* _SHORT PROBLEM_
Report how many lines contain the word "ylabel"; answer with the number only.

* _DATA FOR THE TASK_
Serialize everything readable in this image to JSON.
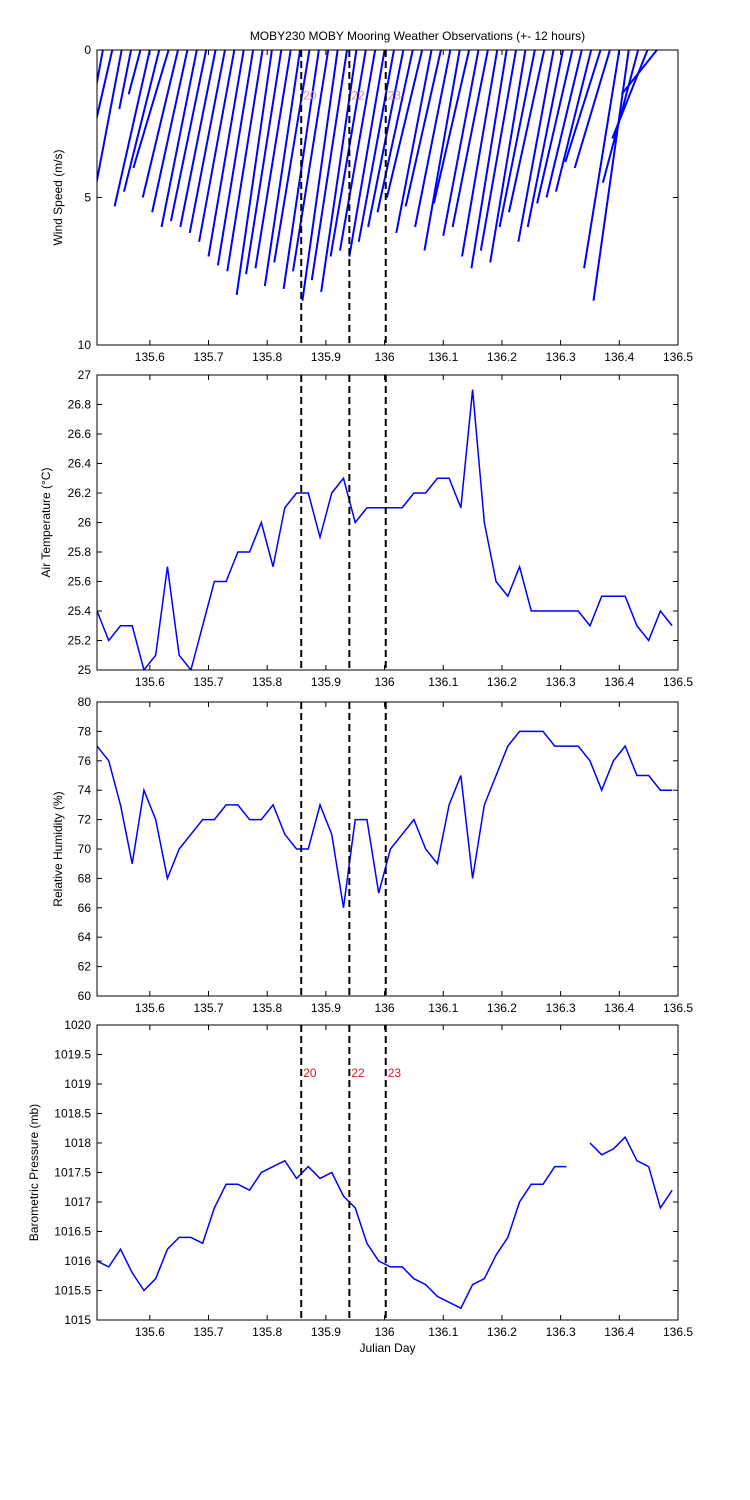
{
  "chart_data": [
    {
      "type": "stick",
      "title": "MOBY230 MOBY Mooring Weather Observations (+- 12 hours)",
      "ylabel": "Wind Speed (m/s)",
      "color": "#0000ff",
      "yreverse": true,
      "x": [
        135.52,
        135.536,
        135.552,
        135.568,
        135.584,
        135.6,
        135.616,
        135.632,
        135.648,
        135.664,
        135.68,
        135.696,
        135.712,
        135.728,
        135.744,
        135.76,
        135.776,
        135.792,
        135.808,
        135.824,
        135.84,
        135.856,
        135.872,
        135.888,
        135.904,
        135.92,
        135.936,
        135.952,
        135.968,
        135.984,
        136.0,
        136.016,
        136.032,
        136.048,
        136.064,
        136.08,
        136.096,
        136.112,
        136.128,
        136.144,
        136.16,
        136.176,
        136.192,
        136.208,
        136.224,
        136.24,
        136.256,
        136.272,
        136.288,
        136.304,
        136.32,
        136.336,
        136.352,
        136.368,
        136.384,
        136.4,
        136.416,
        136.432,
        136.448,
        136.464
      ],
      "x_end": [
        135.46,
        135.476,
        135.492,
        135.548,
        135.564,
        135.54,
        135.556,
        135.572,
        135.588,
        135.604,
        135.62,
        135.636,
        135.652,
        135.668,
        135.684,
        135.7,
        135.716,
        135.732,
        135.748,
        135.764,
        135.78,
        135.796,
        135.812,
        135.828,
        135.844,
        135.86,
        135.876,
        135.892,
        135.908,
        135.924,
        135.94,
        135.956,
        135.972,
        135.988,
        136.004,
        136.02,
        136.036,
        136.052,
        136.068,
        136.084,
        136.1,
        136.116,
        136.132,
        136.148,
        136.164,
        136.18,
        136.196,
        136.212,
        136.228,
        136.244,
        136.26,
        136.276,
        136.292,
        136.308,
        136.324,
        136.34,
        136.356,
        136.372,
        136.388,
        136.404
      ],
      "values": [
        6.5,
        5.2,
        6.3,
        2.0,
        1.5,
        5.3,
        4.8,
        4.0,
        5.0,
        5.5,
        6.0,
        5.8,
        6.0,
        6.2,
        6.5,
        7.0,
        7.3,
        7.5,
        8.3,
        7.6,
        7.4,
        8.0,
        7.2,
        8.1,
        7.5,
        8.5,
        7.8,
        8.2,
        7.0,
        6.8,
        7.0,
        6.5,
        6.0,
        5.5,
        5.0,
        6.2,
        5.3,
        6.0,
        6.8,
        5.2,
        6.3,
        6.0,
        7.0,
        7.4,
        6.8,
        7.2,
        6.0,
        5.5,
        6.5,
        6.0,
        5.2,
        5.0,
        4.8,
        3.8,
        4.0,
        7.4,
        8.5,
        4.5,
        3.0,
        1.5
      ],
      "xlim": [
        135.51,
        136.5
      ],
      "xticks": [
        135.6,
        135.7,
        135.8,
        135.9,
        136,
        136.1,
        136.2,
        136.3,
        136.4,
        136.5
      ],
      "ylim": [
        0,
        10
      ],
      "yticks": [
        0,
        5,
        10
      ],
      "markers": [
        {
          "x": 135.858,
          "label": "20"
        },
        {
          "x": 135.94,
          "label": "22"
        },
        {
          "x": 136.002,
          "label": "23"
        }
      ],
      "marker_label_y": 1.5,
      "marker_label_color": "#e89090"
    },
    {
      "type": "line",
      "ylabel": "Air Temperature (°C)",
      "x": [
        135.51,
        135.53,
        135.55,
        135.57,
        135.59,
        135.61,
        135.63,
        135.65,
        135.67,
        135.69,
        135.71,
        135.73,
        135.75,
        135.77,
        135.79,
        135.81,
        135.83,
        135.85,
        135.87,
        135.89,
        135.91,
        135.93,
        135.95,
        135.97,
        135.99,
        136.01,
        136.03,
        136.05,
        136.07,
        136.09,
        136.11,
        136.13,
        136.15,
        136.17,
        136.19,
        136.21,
        136.23,
        136.25,
        136.27,
        136.29,
        136.31,
        136.33,
        136.35,
        136.37,
        136.39,
        136.41,
        136.43,
        136.45,
        136.47,
        136.49
      ],
      "series": [
        {
          "color": "#0000ff",
          "values": [
            25.4,
            25.2,
            25.3,
            25.3,
            25.0,
            25.1,
            25.7,
            25.1,
            25.0,
            25.3,
            25.6,
            25.6,
            25.8,
            25.8,
            26.0,
            25.7,
            26.1,
            26.2,
            26.2,
            25.9,
            26.2,
            26.3,
            26.0,
            26.1,
            26.1,
            26.1,
            26.1,
            26.2,
            26.2,
            26.3,
            26.3,
            26.1,
            26.9,
            26.0,
            25.6,
            25.5,
            25.7,
            25.4,
            25.4,
            25.4,
            25.4,
            25.4,
            25.3,
            25.5,
            25.5,
            25.5,
            25.3,
            25.2,
            25.4,
            25.3
          ]
        }
      ],
      "xlim": [
        135.51,
        136.5
      ],
      "xticks": [
        135.6,
        135.7,
        135.8,
        135.9,
        136,
        136.1,
        136.2,
        136.3,
        136.4,
        136.5
      ],
      "ylim": [
        25,
        27
      ],
      "yticks": [
        25,
        25.2,
        25.4,
        25.6,
        25.8,
        26,
        26.2,
        26.4,
        26.6,
        26.8,
        27
      ],
      "markers": [
        {
          "x": 135.858
        },
        {
          "x": 135.94
        },
        {
          "x": 136.002
        }
      ]
    },
    {
      "type": "line",
      "ylabel": "Relative Humidity (%)",
      "x": [
        135.51,
        135.53,
        135.55,
        135.57,
        135.59,
        135.61,
        135.63,
        135.65,
        135.67,
        135.69,
        135.71,
        135.73,
        135.75,
        135.77,
        135.79,
        135.81,
        135.83,
        135.85,
        135.87,
        135.89,
        135.91,
        135.93,
        135.95,
        135.97,
        135.99,
        136.01,
        136.03,
        136.05,
        136.07,
        136.09,
        136.11,
        136.13,
        136.15,
        136.17,
        136.19,
        136.21,
        136.23,
        136.25,
        136.27,
        136.29,
        136.31,
        136.33,
        136.35,
        136.37,
        136.39,
        136.41,
        136.43,
        136.45,
        136.47,
        136.49
      ],
      "series": [
        {
          "color": "#0000ff",
          "values": [
            77,
            76,
            73,
            69,
            74,
            72,
            68,
            70,
            71,
            72,
            72,
            73,
            73,
            72,
            72,
            73,
            71,
            70,
            70,
            73,
            71,
            66,
            72,
            72,
            67,
            70,
            71,
            72,
            70,
            69,
            73,
            75,
            68,
            73,
            75,
            77,
            78,
            78,
            78,
            77,
            77,
            77,
            76,
            74,
            76,
            77,
            75,
            75,
            74,
            74
          ]
        }
      ],
      "xlim": [
        135.51,
        136.5
      ],
      "xticks": [
        135.6,
        135.7,
        135.8,
        135.9,
        136,
        136.1,
        136.2,
        136.3,
        136.4,
        136.5
      ],
      "ylim": [
        60,
        80
      ],
      "yticks": [
        60,
        62,
        64,
        66,
        68,
        70,
        72,
        74,
        76,
        78,
        80
      ],
      "markers": [
        {
          "x": 135.858
        },
        {
          "x": 135.94
        },
        {
          "x": 136.002
        }
      ]
    },
    {
      "type": "line",
      "ylabel": "Barometric Pressure (mb)",
      "xlabel": "Julian Day",
      "x": [
        135.51,
        135.53,
        135.55,
        135.57,
        135.59,
        135.61,
        135.63,
        135.65,
        135.67,
        135.69,
        135.71,
        135.73,
        135.75,
        135.77,
        135.79,
        135.81,
        135.83,
        135.85,
        135.87,
        135.89,
        135.91,
        135.93,
        135.95,
        135.97,
        135.99,
        136.01,
        136.03,
        136.05,
        136.07,
        136.09,
        136.11,
        136.13,
        136.15,
        136.17,
        136.19,
        136.21,
        136.23,
        136.25,
        136.27,
        136.29,
        136.31,
        136.33,
        136.35,
        136.37,
        136.39,
        136.41,
        136.43,
        136.45,
        136.47,
        136.49
      ],
      "series": [
        {
          "color": "#0000ff",
          "values": [
            1016.0,
            1015.9,
            1016.2,
            1015.8,
            1015.5,
            1015.7,
            1016.2,
            1016.4,
            1016.4,
            1016.3,
            1016.9,
            1017.3,
            1017.3,
            1017.2,
            1017.5,
            1017.6,
            1017.7,
            1017.4,
            1017.6,
            1017.4,
            1017.5,
            1017.1,
            1016.9,
            1016.3,
            1016.0,
            1015.9,
            1015.9,
            1015.7,
            1015.6,
            1015.4,
            1015.3,
            1015.2,
            1015.6,
            1015.7,
            1016.1,
            1016.4,
            1017.0,
            1017.3,
            1017.3,
            1017.6,
            1017.6,
            null,
            1018.0,
            1017.8,
            1017.9,
            1018.1,
            1017.7,
            1017.6,
            1016.9,
            1017.2
          ]
        }
      ],
      "xlim": [
        135.51,
        136.5
      ],
      "xticks": [
        135.6,
        135.7,
        135.8,
        135.9,
        136,
        136.1,
        136.2,
        136.3,
        136.4,
        136.5
      ],
      "ylim": [
        1015,
        1020
      ],
      "yticks": [
        1015,
        1015.5,
        1016,
        1016.5,
        1017,
        1017.5,
        1018,
        1018.5,
        1019,
        1019.5,
        1020
      ],
      "markers": [
        {
          "x": 135.858,
          "label": "20"
        },
        {
          "x": 135.94,
          "label": "22"
        },
        {
          "x": 136.002,
          "label": "23"
        }
      ],
      "marker_label_y": 1019.2,
      "marker_label_color": "#cc2222"
    }
  ]
}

* _SOLUTION FOR THIS PROBLEM_
4